*DESCRIPTION OF THE TASK*
Determine how many lines of the entries contain "gain". Reply with that number alone.

──────── LISTING

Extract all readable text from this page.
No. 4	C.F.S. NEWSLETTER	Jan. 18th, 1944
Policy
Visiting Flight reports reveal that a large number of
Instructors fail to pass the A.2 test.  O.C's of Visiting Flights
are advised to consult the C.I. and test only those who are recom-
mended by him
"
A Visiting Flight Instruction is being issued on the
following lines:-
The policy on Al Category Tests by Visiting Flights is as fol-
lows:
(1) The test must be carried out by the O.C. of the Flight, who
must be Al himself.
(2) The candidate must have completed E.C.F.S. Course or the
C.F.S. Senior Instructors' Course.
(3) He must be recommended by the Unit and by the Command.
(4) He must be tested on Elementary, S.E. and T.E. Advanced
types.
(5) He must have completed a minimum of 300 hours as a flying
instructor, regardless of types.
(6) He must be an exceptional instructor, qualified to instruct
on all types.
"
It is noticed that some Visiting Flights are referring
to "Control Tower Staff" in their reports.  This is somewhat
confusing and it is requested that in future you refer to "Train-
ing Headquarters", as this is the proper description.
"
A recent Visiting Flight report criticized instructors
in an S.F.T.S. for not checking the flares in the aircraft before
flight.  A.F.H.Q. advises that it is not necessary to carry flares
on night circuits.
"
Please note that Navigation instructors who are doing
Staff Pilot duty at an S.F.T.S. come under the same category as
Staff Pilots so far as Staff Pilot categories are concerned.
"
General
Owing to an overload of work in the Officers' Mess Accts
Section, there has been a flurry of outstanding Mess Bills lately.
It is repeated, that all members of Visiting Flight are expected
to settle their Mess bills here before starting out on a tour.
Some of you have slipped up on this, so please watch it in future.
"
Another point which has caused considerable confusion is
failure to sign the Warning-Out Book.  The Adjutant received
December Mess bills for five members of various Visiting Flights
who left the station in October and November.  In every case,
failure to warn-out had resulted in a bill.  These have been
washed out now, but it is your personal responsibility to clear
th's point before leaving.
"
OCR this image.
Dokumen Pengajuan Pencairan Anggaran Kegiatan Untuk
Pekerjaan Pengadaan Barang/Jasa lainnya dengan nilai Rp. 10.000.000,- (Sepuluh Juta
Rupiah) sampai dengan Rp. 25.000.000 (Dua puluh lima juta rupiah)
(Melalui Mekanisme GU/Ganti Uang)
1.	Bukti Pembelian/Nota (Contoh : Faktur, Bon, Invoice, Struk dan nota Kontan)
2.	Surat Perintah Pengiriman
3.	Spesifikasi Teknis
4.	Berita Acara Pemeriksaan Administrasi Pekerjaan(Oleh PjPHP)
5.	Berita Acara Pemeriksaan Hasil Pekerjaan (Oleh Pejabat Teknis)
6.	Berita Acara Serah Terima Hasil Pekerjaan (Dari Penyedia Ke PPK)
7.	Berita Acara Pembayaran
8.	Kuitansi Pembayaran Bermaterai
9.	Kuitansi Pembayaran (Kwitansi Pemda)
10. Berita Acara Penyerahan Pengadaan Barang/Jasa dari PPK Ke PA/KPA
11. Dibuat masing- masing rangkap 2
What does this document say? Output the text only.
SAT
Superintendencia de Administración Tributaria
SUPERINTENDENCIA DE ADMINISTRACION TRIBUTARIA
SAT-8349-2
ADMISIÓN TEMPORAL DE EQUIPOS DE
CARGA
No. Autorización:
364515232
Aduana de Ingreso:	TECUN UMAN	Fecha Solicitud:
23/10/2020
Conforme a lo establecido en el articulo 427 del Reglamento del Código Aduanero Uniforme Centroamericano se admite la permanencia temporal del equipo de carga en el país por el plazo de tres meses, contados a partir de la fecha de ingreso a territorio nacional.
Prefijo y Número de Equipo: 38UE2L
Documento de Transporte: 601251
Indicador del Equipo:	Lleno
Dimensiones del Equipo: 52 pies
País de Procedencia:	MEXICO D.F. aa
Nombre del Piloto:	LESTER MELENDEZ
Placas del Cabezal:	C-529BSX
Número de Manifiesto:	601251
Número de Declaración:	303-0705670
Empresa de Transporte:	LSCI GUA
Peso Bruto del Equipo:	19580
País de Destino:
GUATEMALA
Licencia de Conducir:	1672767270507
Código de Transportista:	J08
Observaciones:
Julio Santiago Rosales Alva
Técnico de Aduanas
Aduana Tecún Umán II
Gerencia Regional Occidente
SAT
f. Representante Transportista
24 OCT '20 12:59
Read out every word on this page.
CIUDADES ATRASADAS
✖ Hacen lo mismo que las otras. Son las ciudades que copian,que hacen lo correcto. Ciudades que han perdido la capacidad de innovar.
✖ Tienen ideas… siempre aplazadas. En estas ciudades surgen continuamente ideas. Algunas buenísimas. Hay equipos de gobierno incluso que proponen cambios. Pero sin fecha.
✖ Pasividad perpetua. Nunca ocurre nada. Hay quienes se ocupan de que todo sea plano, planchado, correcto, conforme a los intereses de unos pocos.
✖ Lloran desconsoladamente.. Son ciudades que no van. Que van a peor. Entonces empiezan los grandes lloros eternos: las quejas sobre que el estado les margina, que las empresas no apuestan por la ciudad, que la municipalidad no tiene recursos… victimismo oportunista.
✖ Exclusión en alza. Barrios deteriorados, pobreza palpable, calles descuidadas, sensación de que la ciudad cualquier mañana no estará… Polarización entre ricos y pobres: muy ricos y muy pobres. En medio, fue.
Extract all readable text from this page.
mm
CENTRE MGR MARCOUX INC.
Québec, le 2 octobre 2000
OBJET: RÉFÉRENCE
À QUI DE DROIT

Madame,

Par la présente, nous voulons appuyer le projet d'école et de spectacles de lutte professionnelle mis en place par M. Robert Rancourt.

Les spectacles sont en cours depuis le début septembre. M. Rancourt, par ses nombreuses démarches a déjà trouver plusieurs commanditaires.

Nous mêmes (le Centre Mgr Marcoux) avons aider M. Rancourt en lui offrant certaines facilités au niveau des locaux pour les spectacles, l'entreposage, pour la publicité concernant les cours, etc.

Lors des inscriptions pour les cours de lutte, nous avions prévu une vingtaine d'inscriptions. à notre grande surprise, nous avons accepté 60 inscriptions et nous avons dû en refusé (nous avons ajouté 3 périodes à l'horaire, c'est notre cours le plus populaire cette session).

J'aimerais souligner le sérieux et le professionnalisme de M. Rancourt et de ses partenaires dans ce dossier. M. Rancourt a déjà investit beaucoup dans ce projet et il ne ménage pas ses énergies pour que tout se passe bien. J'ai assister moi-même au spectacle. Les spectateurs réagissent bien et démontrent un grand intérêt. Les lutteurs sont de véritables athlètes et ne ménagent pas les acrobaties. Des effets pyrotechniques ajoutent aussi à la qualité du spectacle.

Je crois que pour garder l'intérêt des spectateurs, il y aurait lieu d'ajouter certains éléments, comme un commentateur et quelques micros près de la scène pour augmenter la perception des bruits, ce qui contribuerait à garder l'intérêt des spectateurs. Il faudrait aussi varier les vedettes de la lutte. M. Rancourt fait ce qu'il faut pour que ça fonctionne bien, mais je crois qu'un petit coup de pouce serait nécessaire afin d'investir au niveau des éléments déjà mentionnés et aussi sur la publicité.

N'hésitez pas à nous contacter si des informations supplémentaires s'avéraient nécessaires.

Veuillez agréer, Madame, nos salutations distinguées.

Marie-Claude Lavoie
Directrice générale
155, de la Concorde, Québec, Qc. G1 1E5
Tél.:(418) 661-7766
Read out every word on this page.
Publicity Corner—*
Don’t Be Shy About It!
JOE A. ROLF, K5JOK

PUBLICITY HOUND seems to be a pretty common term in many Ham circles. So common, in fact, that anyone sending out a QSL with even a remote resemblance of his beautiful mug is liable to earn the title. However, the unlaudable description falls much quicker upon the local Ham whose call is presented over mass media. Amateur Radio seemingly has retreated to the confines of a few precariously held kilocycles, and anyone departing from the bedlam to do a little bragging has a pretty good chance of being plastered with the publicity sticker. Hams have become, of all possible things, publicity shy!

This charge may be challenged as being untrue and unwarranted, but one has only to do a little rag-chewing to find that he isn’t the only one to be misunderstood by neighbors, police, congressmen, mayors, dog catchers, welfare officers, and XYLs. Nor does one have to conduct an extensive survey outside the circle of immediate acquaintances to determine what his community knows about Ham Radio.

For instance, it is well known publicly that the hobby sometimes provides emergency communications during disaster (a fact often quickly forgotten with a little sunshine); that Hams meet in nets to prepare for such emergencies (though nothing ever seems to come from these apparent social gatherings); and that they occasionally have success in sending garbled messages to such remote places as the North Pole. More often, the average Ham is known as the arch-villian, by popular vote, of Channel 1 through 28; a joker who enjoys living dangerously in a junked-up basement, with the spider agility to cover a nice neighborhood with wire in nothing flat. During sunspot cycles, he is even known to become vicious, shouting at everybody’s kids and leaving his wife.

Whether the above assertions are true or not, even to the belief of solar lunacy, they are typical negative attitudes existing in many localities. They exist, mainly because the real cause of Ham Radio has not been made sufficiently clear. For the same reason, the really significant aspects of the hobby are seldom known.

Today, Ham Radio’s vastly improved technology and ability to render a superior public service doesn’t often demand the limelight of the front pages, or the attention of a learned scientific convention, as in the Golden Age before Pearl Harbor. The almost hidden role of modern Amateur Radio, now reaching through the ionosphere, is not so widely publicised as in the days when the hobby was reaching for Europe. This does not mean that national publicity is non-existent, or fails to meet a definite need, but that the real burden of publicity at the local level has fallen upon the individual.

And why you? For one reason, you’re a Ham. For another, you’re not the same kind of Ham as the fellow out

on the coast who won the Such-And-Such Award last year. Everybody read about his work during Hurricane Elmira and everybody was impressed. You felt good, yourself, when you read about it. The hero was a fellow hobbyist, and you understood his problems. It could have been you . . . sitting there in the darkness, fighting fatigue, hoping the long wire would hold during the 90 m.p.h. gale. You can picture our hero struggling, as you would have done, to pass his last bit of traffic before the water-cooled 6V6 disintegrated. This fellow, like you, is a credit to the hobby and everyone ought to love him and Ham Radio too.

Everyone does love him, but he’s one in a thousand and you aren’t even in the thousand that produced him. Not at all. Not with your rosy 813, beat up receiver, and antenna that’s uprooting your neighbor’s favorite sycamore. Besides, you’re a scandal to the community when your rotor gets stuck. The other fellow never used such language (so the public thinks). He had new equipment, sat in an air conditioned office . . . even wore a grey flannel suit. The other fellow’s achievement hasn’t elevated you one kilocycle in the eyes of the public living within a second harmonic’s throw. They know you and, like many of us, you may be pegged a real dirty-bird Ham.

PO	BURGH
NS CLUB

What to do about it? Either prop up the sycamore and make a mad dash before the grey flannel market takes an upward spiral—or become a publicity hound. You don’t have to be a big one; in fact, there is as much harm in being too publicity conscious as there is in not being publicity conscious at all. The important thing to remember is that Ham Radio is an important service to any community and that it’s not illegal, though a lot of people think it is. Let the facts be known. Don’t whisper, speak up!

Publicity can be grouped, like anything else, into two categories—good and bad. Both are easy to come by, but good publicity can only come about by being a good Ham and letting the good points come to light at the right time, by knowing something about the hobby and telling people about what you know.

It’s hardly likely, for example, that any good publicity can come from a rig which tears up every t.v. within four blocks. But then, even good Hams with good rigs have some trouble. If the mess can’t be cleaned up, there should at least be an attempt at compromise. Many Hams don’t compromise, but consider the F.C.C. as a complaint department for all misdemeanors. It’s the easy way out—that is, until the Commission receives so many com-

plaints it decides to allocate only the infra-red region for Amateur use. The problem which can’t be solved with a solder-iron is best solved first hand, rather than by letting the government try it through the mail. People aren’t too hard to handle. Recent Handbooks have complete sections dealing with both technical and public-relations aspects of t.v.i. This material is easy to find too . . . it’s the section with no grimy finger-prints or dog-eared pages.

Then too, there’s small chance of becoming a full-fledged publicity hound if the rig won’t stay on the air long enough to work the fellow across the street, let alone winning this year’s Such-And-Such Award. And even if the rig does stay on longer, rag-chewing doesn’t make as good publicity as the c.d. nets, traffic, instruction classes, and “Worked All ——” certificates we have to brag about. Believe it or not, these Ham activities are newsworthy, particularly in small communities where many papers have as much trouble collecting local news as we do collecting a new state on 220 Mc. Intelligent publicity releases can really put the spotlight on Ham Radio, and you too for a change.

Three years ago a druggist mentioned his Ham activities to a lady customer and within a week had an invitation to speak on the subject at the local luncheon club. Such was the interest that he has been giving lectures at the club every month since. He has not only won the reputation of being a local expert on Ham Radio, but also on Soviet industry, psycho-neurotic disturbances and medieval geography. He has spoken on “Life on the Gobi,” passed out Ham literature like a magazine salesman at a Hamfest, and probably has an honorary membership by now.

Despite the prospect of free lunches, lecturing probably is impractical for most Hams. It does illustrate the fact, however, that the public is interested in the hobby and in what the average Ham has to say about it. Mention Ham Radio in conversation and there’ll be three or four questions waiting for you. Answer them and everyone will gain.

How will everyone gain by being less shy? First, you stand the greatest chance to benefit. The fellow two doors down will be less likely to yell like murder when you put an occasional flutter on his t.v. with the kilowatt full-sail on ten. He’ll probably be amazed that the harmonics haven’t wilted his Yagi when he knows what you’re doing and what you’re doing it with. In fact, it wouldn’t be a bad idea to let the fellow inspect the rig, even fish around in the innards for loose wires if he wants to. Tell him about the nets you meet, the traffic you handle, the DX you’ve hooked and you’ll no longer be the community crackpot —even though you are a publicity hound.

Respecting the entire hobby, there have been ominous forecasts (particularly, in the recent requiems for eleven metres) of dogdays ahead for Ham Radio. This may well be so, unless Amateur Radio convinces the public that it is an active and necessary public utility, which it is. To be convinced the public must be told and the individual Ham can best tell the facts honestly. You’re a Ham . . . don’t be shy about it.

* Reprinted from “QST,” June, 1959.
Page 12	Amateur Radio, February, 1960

────────────────

*WRITTEN REPLY*
2